> _INPUT MATERIAL_
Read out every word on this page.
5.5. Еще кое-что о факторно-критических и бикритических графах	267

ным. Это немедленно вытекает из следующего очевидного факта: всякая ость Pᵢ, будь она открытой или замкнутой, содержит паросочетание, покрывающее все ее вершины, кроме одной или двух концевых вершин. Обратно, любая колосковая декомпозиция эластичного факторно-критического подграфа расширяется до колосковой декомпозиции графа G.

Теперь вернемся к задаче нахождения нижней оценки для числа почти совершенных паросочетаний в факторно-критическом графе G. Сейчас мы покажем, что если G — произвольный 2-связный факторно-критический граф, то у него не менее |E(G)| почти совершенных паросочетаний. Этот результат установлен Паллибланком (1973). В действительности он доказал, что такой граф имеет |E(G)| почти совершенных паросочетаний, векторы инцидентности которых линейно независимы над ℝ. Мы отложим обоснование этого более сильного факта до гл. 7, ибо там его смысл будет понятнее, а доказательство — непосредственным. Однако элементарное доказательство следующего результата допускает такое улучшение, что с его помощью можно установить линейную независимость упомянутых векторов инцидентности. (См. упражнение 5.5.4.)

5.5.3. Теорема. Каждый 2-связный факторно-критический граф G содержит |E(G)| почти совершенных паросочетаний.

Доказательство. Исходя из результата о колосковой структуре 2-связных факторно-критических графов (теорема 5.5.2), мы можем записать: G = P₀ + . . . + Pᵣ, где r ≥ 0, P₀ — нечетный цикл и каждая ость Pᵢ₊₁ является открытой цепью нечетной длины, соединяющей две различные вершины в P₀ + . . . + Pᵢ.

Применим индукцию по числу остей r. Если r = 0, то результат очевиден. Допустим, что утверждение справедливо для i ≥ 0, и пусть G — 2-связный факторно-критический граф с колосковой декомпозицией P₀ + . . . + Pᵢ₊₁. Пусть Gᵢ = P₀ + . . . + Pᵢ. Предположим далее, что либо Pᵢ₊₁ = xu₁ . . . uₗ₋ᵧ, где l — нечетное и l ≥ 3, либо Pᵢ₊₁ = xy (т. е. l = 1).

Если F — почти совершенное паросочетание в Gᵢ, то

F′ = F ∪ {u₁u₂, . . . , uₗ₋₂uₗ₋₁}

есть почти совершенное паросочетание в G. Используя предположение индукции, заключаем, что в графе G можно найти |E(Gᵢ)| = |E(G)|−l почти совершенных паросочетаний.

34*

==

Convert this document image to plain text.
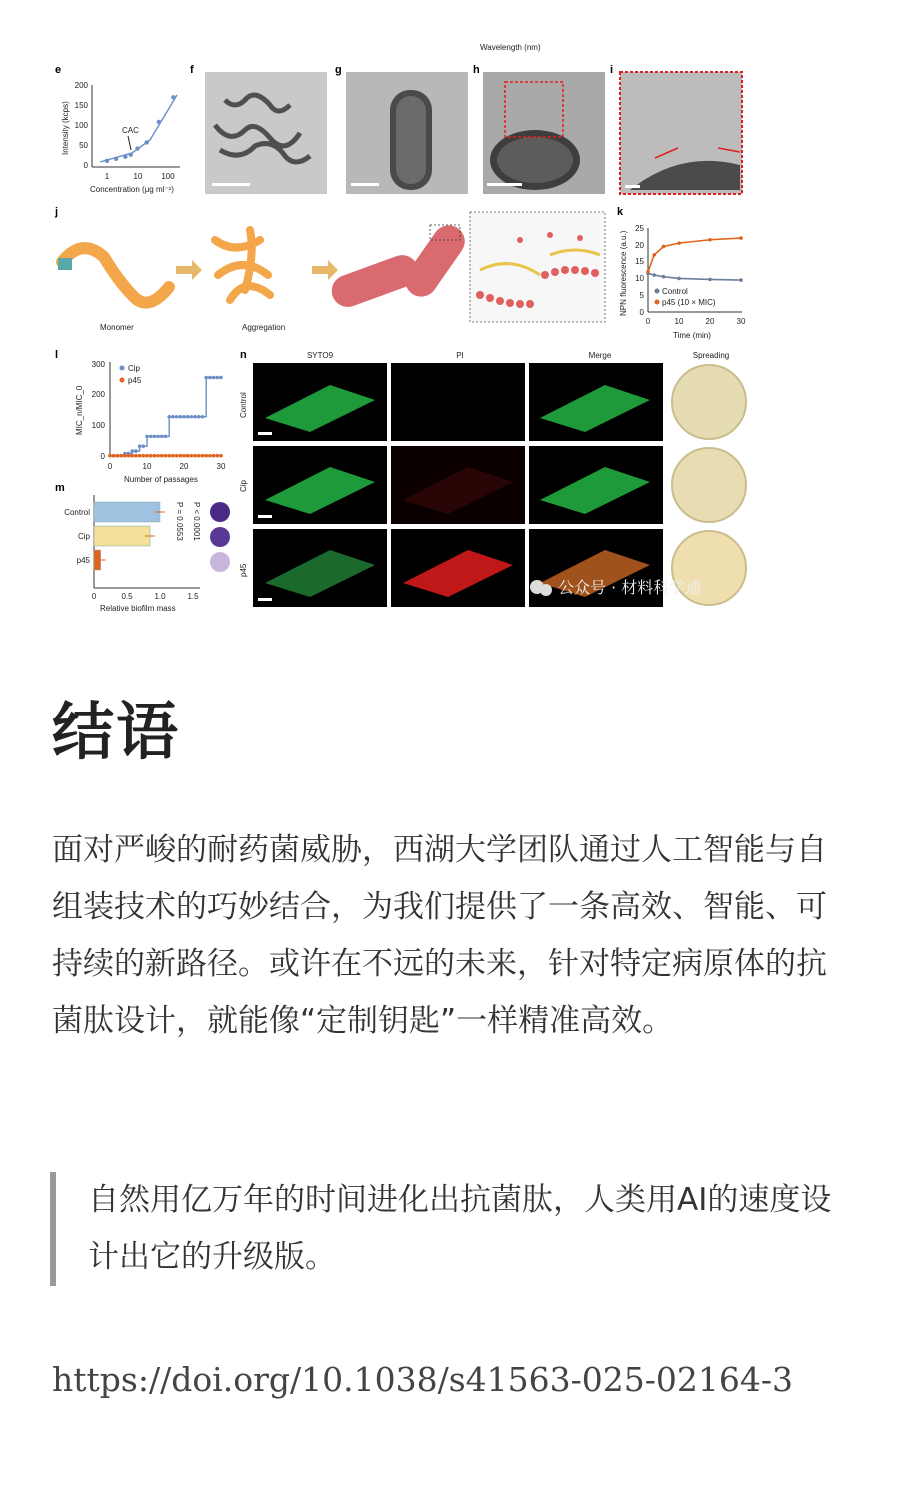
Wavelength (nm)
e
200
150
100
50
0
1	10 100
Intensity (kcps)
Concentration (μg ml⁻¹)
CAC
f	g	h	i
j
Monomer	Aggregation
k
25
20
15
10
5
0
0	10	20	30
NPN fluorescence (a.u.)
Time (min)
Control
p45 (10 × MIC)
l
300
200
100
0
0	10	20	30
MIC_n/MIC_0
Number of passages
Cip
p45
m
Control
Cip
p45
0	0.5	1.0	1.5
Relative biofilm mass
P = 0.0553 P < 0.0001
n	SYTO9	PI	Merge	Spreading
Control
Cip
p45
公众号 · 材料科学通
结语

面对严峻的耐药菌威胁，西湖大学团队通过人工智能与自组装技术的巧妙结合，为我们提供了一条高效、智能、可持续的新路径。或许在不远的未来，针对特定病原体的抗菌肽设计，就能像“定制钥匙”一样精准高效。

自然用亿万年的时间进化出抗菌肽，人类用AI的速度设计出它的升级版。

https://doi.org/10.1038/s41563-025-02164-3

--

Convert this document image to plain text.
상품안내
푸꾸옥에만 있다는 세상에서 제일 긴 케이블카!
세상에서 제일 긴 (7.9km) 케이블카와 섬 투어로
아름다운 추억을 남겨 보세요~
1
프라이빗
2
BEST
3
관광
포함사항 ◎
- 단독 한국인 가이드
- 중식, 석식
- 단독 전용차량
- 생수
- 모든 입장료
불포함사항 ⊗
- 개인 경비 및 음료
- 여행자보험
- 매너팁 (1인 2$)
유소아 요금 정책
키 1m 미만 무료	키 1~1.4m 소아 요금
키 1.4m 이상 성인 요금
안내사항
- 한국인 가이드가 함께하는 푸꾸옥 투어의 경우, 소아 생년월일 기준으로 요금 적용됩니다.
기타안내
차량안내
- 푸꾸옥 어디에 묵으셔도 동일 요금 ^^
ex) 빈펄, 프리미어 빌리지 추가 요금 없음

> _WHAT YOU ARE ASKED TO DO_
Which lines above contain "критических"? Show each of them.

> _RESULT_
5.5. Еще кое-что о факторно-критических и бикритических графах	267
Доказательство. Исходя из результата о колосковой структуре 2-связных факторно-критических графов (теорема 5.5.2), мы можем записать: G = P₀ + . . . + Pᵣ, где r ≥ 0, P₀ — нечетный цикл и каждая ость Pᵢ₊₁ является открытой цепью нечетной длины, соединяющей две различные вершины в P₀ + . . . + Pᵢ.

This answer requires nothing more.